▸ TASK OBJECTIVE
Pictures do not belong in the copy; transcribe everything else in the records exactly.

════

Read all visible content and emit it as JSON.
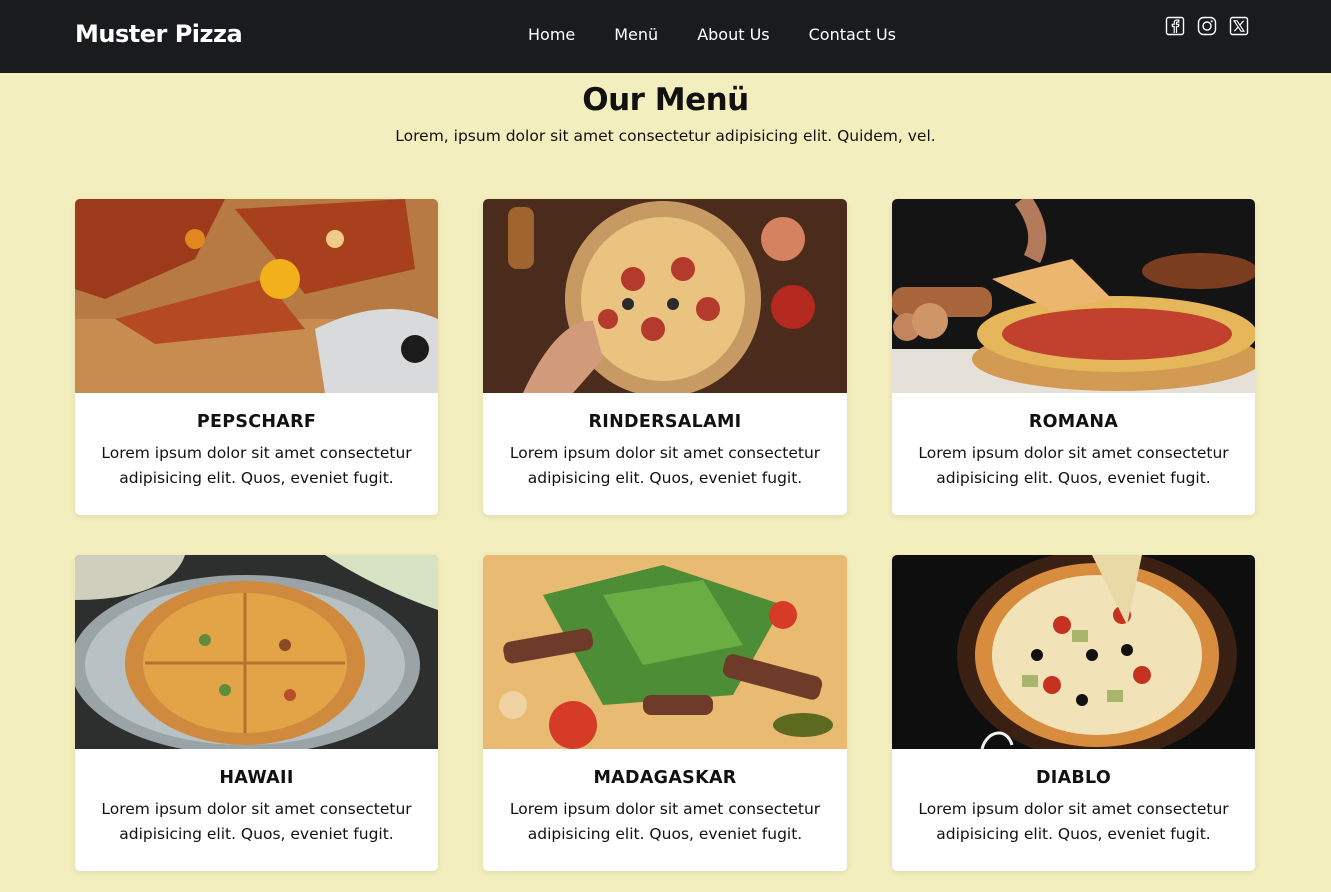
{
  "header": {
    "brand": "Muster Pizza",
    "nav": [
      "Home",
      "Menü",
      "About Us",
      "Contact Us"
    ],
    "social_icons": [
      "facebook-icon",
      "instagram-icon",
      "x-icon"
    ]
  },
  "hero": {
    "title": "Our Menü",
    "subtitle": "Lorem, ipsum dolor sit amet consectetur adipisicing elit. Quidem, vel."
  },
  "menu": {
    "items": [
      {
        "name": "PEPSCHARF",
        "desc": "Lorem ipsum dolor sit amet consectetur adipisicing elit. Quos, eveniet fugit."
      },
      {
        "name": "RINDERSALAMI",
        "desc": "Lorem ipsum dolor sit amet consectetur adipisicing elit. Quos, eveniet fugit."
      },
      {
        "name": "ROMANA",
        "desc": "Lorem ipsum dolor sit amet consectetur adipisicing elit. Quos, eveniet fugit."
      },
      {
        "name": "HAWAII",
        "desc": "Lorem ipsum dolor sit amet consectetur adipisicing elit. Quos, eveniet fugit."
      },
      {
        "name": "MADAGASKAR",
        "desc": "Lorem ipsum dolor sit amet consectetur adipisicing elit. Quos, eveniet fugit."
      },
      {
        "name": "DIABLO",
        "desc": "Lorem ipsum dolor sit amet consectetur adipisicing elit. Quos, eveniet fugit."
      }
    ]
  },
  "colors": {
    "header_bg": "#1a1b1d",
    "page_bg": "#f3eebd",
    "card_bg": "#ffffff"
  }
}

════

▸ OUTPUT BELOW
Read all visible content and emit it as JSON.
{
  "header": {
    "brand": "Muster Pizza",
    "nav": [
      "Home",
      "Menü",
      "About Us",
      "Contact Us"
    ],
    "social_icons": [
      "facebook-icon",
      "instagram-icon",
      "x-icon"
    ]
  },
  "hero": {
    "title": "Our Menü",
    "subtitle": "Lorem, ipsum dolor sit amet consectetur adipisicing elit. Quidem, vel."
  },
  "menu": {
    "items": [
      {
        "name": "PEPSCHARF",
        "desc": "Lorem ipsum dolor sit amet consectetur adipisicing elit. Quos, eveniet fugit."
      },
      {
        "name": "RINDERSALAMI",
        "desc": "Lorem ipsum dolor sit amet consectetur adipisicing elit. Quos, eveniet fugit."
      },
      {
        "name": "ROMANA",
        "desc": "Lorem ipsum dolor sit amet consectetur adipisicing elit. Quos, eveniet fugit."
      },
      {
        "name": "HAWAII",
        "desc": "Lorem ipsum dolor sit amet consectetur adipisicing elit. Quos, eveniet fugit."
      },
      {
        "name": "MADAGASKAR",
        "desc": "Lorem ipsum dolor sit amet consectetur adipisicing elit. Quos, eveniet fugit."
      },
      {
        "name": "DIABLO",
        "desc": "Lorem ipsum dolor sit amet consectetur adipisicing elit. Quos, eveniet fugit."
      }
    ]
  },
  "colors": {
    "header_bg": "#1a1b1d",
    "page_bg": "#f3eebd",
    "card_bg": "#ffffff"
  }
}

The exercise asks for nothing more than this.